▶ **WORK TO BE COMPLETED**
Each entry has to be copied exactly, with nothing missed.

▶ **RAW RECORDS**
== == ==
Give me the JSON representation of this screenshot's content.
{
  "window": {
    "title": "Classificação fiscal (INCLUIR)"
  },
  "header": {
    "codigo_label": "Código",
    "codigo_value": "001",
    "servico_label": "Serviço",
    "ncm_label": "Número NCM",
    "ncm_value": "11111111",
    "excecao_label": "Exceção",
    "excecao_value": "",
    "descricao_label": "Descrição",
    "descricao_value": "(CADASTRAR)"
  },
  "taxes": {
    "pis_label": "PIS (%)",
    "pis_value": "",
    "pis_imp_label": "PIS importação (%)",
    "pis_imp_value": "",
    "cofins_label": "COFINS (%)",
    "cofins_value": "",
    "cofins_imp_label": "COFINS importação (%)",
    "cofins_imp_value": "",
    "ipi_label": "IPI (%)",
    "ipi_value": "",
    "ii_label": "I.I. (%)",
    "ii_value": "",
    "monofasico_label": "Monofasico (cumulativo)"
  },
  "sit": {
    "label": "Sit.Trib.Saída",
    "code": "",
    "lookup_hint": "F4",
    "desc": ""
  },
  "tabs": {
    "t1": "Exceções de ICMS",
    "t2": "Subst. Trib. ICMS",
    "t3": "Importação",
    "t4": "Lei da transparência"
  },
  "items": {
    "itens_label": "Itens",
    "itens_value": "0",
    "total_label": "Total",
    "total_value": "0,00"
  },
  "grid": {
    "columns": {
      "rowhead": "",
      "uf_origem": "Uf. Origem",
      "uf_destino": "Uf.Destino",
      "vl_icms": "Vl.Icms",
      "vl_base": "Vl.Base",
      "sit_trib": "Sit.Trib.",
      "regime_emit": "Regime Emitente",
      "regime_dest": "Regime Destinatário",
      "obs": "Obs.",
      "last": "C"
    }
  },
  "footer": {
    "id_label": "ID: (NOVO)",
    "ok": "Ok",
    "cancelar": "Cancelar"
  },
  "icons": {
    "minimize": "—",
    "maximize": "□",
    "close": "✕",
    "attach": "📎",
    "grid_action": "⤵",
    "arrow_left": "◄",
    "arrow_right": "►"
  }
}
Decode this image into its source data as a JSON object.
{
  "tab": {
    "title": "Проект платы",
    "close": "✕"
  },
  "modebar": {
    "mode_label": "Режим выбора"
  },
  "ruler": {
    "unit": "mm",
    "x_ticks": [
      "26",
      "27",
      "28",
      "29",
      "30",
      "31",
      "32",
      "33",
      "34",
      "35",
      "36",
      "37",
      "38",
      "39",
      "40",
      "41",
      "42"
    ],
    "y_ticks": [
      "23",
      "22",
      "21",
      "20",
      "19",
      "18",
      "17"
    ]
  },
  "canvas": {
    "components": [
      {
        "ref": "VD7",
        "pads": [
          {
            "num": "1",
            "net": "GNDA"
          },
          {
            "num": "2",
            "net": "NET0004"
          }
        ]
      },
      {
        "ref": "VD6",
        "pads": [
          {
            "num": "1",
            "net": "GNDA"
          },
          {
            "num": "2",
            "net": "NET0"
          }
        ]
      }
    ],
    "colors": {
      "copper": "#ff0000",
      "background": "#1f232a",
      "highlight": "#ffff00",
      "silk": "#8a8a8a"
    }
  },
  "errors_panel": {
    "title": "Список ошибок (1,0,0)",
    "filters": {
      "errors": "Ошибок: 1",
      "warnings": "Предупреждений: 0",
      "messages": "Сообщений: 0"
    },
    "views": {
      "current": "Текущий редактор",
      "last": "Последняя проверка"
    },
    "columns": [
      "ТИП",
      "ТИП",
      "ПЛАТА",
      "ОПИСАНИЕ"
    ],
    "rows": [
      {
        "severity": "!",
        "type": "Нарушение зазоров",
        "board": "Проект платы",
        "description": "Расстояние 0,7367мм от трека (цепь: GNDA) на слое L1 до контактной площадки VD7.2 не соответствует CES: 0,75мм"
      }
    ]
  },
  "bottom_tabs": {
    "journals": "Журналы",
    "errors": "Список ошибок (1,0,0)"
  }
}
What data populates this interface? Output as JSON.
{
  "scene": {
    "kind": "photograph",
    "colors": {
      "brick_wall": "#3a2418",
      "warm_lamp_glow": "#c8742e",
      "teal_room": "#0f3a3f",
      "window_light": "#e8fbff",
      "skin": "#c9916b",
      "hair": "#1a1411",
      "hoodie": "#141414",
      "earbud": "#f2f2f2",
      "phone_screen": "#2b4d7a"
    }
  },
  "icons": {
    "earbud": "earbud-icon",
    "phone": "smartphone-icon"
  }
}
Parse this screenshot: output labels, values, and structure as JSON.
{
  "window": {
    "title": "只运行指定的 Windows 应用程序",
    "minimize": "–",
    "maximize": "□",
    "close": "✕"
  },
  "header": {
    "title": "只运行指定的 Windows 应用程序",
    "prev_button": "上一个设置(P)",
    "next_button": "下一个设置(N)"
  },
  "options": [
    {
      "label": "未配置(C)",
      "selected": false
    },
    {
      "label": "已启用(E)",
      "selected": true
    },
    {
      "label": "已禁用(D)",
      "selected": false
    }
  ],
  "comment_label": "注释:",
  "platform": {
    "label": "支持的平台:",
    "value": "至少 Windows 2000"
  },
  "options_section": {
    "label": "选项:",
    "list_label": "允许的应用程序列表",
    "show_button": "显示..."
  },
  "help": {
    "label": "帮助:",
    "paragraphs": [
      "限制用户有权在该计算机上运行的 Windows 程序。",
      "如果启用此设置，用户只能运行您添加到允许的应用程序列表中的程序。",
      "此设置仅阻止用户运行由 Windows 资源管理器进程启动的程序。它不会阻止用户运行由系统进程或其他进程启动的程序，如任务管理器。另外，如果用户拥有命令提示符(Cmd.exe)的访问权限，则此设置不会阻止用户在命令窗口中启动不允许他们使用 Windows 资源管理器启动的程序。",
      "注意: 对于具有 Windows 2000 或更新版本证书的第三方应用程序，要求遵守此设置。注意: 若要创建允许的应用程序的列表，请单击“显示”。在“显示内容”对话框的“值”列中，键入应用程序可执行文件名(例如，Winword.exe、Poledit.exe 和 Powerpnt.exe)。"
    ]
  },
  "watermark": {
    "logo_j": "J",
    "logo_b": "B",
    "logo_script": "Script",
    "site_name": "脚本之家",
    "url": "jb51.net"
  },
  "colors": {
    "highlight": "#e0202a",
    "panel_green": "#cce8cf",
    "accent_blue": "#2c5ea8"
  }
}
== == ==
▶ **COMPLETE RESPONSE**
Give me the JSON representation of this screenshot's content.
{
  "window": {
    "title": "Classificação fiscal (INCLUIR)"
  },
  "header": {
    "codigo_label": "Código",
    "codigo_value": "001",
    "servico_label": "Serviço",
    "ncm_label": "Número NCM",
    "ncm_value": "11111111",
    "excecao_label": "Exceção",
    "excecao_value": "",
    "descricao_label": "Descrição",
    "descricao_value": "(CADASTRAR)"
  },
  "taxes": {
    "pis_label": "PIS (%)",
    "pis_value": "",
    "pis_imp_label": "PIS importação (%)",
    "pis_imp_value": "",
    "cofins_label": "COFINS (%)",
    "cofins_value": "",
    "cofins_imp_label": "COFINS importação (%)",
    "cofins_imp_value": "",
    "ipi_label": "IPI (%)",
    "ipi_value": "",
    "ii_label": "I.I. (%)",
    "ii_value": "",
    "monofasico_label": "Monofasico (cumulativo)"
  },
  "sit": {
    "label": "Sit.Trib.Saída",
    "code": "",
    "lookup_hint": "F4",
    "desc": ""
  },
  "tabs": {
    "t1": "Exceções de ICMS",
    "t2": "Subst. Trib. ICMS",
    "t3": "Importação",
    "t4": "Lei da transparência"
  },
  "items": {
    "itens_label": "Itens",
    "itens_value": "0",
    "total_label": "Total",
    "total_value": "0,00"
  },
  "grid": {
    "columns": {
      "rowhead": "",
      "uf_origem": "Uf. Origem",
      "uf_destino": "Uf.Destino",
      "vl_icms": "Vl.Icms",
      "vl_base": "Vl.Base",
      "sit_trib": "Sit.Trib.",
      "regime_emit": "Regime Emitente",
      "regime_dest": "Regime Destinatário",
      "obs": "Obs.",
      "last": "C"
    }
  },
  "footer": {
    "id_label": "ID: (NOVO)",
    "ok": "Ok",
    "cancelar": "Cancelar"
  },
  "icons": {
    "minimize": "—",
    "maximize": "□",
    "close": "✕",
    "attach": "📎",
    "grid_action": "⤵",
    "arrow_left": "◄",
    "arrow_right": "►"
  }
}
Decode this image into its source data as a JSON object.
{
  "tab": {
    "title": "Проект платы",
    "close": "✕"
  },
  "modebar": {
    "mode_label": "Режим выбора"
  },
  "ruler": {
    "unit": "mm",
    "x_ticks": [
      "26",
      "27",
      "28",
      "29",
      "30",
      "31",
      "32",
      "33",
      "34",
      "35",
      "36",
      "37",
      "38",
      "39",
      "40",
      "41",
      "42"
    ],
    "y_ticks": [
      "23",
      "22",
      "21",
      "20",
      "19",
      "18",
      "17"
    ]
  },
  "canvas": {
    "components": [
      {
        "ref": "VD7",
        "pads": [
          {
            "num": "1",
            "net": "GNDA"
          },
          {
            "num": "2",
            "net": "NET0004"
          }
        ]
      },
      {
        "ref": "VD6",
        "pads": [
          {
            "num": "1",
            "net": "GNDA"
          },
          {
            "num": "2",
            "net": "NET0"
          }
        ]
      }
    ],
    "colors": {
      "copper": "#ff0000",
      "background": "#1f232a",
      "highlight": "#ffff00",
      "silk": "#8a8a8a"
    }
  },
  "errors_panel": {
    "title": "Список ошибок (1,0,0)",
    "filters": {
      "errors": "Ошибок: 1",
      "warnings": "Предупреждений: 0",
      "messages": "Сообщений: 0"
    },
    "views": {
      "current": "Текущий редактор",
      "last": "Последняя проверка"
    },
    "columns": [
      "ТИП",
      "ТИП",
      "ПЛАТА",
      "ОПИСАНИЕ"
    ],
    "rows": [
      {
        "severity": "!",
        "type": "Нарушение зазоров",
        "board": "Проект платы",
        "description": "Расстояние 0,7367мм от трека (цепь: GNDA) на слое L1 до контактной площадки VD7.2 не соответствует CES: 0,75мм"
      }
    ]
  },
  "bottom_tabs": {
    "journals": "Журналы",
    "errors": "Список ошибок (1,0,0)"
  }
}
What data populates this interface? Output as JSON.
{
  "scene": {
    "kind": "photograph",
    "colors": {
      "brick_wall": "#3a2418",
      "warm_lamp_glow": "#c8742e",
      "teal_room": "#0f3a3f",
      "window_light": "#e8fbff",
      "skin": "#c9916b",
      "hair": "#1a1411",
      "hoodie": "#141414",
      "earbud": "#f2f2f2",
      "phone_screen": "#2b4d7a"
    }
  },
  "icons": {
    "earbud": "earbud-icon",
    "phone": "smartphone-icon"
  }
}
Parse this screenshot: output labels, values, and structure as JSON.
{
  "window": {
    "title": "只运行指定的 Windows 应用程序",
    "minimize": "–",
    "maximize": "□",
    "close": "✕"
  },
  "header": {
    "title": "只运行指定的 Windows 应用程序",
    "prev_button": "上一个设置(P)",
    "next_button": "下一个设置(N)"
  },
  "options": [
    {
      "label": "未配置(C)",
      "selected": false
    },
    {
      "label": "已启用(E)",
      "selected": true
    },
    {
      "label": "已禁用(D)",
      "selected": false
    }
  ],
  "comment_label": "注释:",
  "platform": {
    "label": "支持的平台:",
    "value": "至少 Windows 2000"
  },
  "options_section": {
    "label": "选项:",
    "list_label": "允许的应用程序列表",
    "show_button": "显示..."
  },
  "help": {
    "label": "帮助:",
    "paragraphs": [
      "限制用户有权在该计算机上运行的 Windows 程序。",
      "如果启用此设置，用户只能运行您添加到允许的应用程序列表中的程序。",
      "此设置仅阻止用户运行由 Windows 资源管理器进程启动的程序。它不会阻止用户运行由系统进程或其他进程启动的程序，如任务管理器。另外，如果用户拥有命令提示符(Cmd.exe)的访问权限，则此设置不会阻止用户在命令窗口中启动不允许他们使用 Windows 资源管理器启动的程序。",
      "注意: 对于具有 Windows 2000 或更新版本证书的第三方应用程序，要求遵守此设置。注意: 若要创建允许的应用程序的列表，请单击“显示”。在“显示内容”对话框的“值”列中，键入应用程序可执行文件名(例如，Winword.exe、Poledit.exe 和 Powerpnt.exe)。"
    ]
  },
  "watermark": {
    "logo_j": "J",
    "logo_b": "B",
    "logo_script": "Script",
    "site_name": "脚本之家",
    "url": "jb51.net"
  },
  "colors": {
    "highlight": "#e0202a",
    "panel_green": "#cce8cf",
    "accent_blue": "#2c5ea8"
  }
}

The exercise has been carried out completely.